Data entries
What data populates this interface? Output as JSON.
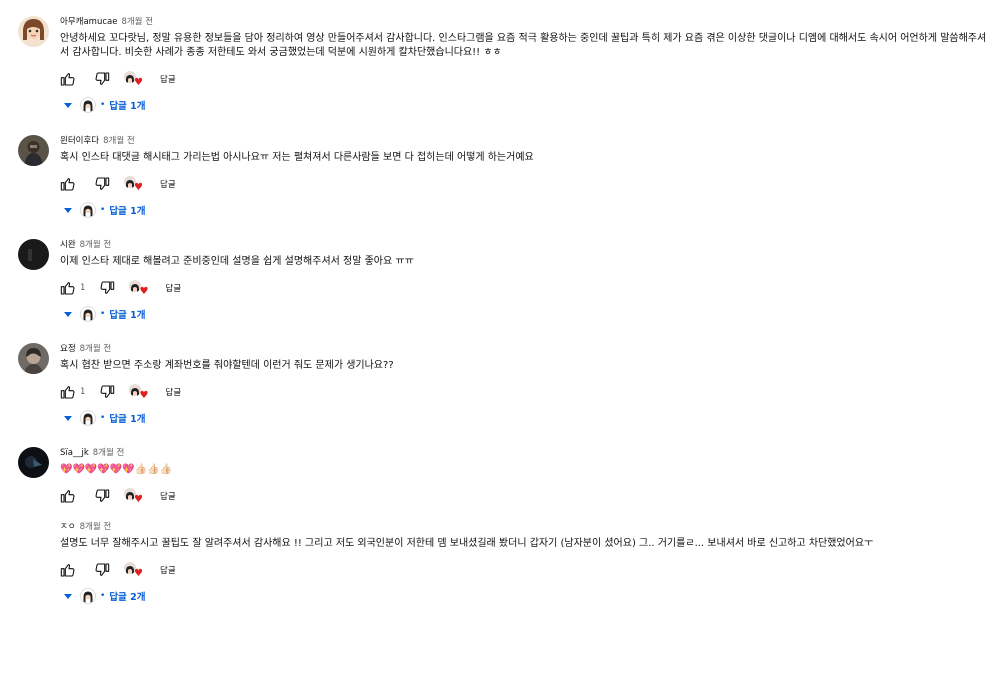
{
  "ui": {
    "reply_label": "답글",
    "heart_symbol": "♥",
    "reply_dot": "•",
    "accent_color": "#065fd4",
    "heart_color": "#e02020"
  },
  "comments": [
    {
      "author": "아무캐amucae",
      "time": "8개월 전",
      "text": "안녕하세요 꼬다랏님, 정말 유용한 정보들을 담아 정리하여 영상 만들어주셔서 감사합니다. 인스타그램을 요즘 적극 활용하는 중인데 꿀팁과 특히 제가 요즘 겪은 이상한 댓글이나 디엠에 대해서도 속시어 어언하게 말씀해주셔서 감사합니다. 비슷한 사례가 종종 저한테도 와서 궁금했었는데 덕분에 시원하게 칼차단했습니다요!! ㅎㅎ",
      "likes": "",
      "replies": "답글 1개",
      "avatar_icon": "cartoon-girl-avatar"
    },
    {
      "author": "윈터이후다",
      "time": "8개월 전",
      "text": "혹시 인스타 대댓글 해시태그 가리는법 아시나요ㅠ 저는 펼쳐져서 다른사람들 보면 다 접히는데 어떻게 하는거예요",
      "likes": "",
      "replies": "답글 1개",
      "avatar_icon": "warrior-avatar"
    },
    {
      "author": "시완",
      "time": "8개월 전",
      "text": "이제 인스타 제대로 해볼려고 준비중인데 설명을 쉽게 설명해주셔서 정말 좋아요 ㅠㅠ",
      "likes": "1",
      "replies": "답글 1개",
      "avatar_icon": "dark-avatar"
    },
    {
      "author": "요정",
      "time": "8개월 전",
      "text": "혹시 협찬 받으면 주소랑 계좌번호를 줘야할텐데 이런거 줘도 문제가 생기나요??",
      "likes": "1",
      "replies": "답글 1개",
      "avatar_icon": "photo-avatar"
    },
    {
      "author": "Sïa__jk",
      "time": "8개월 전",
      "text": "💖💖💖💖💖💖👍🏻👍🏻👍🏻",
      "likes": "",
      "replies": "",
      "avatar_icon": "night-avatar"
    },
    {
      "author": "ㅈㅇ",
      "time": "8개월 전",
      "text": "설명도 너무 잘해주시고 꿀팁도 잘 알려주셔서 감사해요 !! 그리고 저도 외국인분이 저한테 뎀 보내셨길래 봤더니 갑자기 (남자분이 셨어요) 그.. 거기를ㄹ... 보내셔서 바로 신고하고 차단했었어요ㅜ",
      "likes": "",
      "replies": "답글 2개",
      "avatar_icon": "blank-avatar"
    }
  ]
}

Your instructions
Filter the data, keeping only the lines that contain "text".

Solution to this problem
      "text": "안녕하세요 꼬다랏님, 정말 유용한 정보들을 담아 정리하여 영상 만들어주셔서 감사합니다. 인스타그램을 요즘 적극 활용하는 중인데 꿀팁과 특히 제가 요즘 겪은 이상한 댓글이나 디엠에 대해서도 속시어 어언하게 말씀해주셔서 감사합니다. 비슷한 사례가 종종 저한테도 와서 궁금했었는데 덕분에 시원하게 칼차단했습니다요!! ㅎㅎ",
      "text": "혹시 인스타 대댓글 해시태그 가리는법 아시나요ㅠ 저는 펼쳐져서 다른사람들 보면 다 접히는데 어떻게 하는거예요",
      "text": "이제 인스타 제대로 해볼려고 준비중인데 설명을 쉽게 설명해주셔서 정말 좋아요 ㅠㅠ",
      "text": "혹시 협찬 받으면 주소랑 계좌번호를 줘야할텐데 이런거 줘도 문제가 생기나요??",
      "text": "💖💖💖💖💖💖👍🏻👍🏻👍🏻",
      "text": "설명도 너무 잘해주시고 꿀팁도 잘 알려주셔서 감사해요 !! 그리고 저도 외국인분이 저한테 뎀 보내셨길래 봤더니 갑자기 (남자분이 셨어요) 그.. 거기를ㄹ... 보내셔서 바로 신고하고 차단했었어요ㅜ",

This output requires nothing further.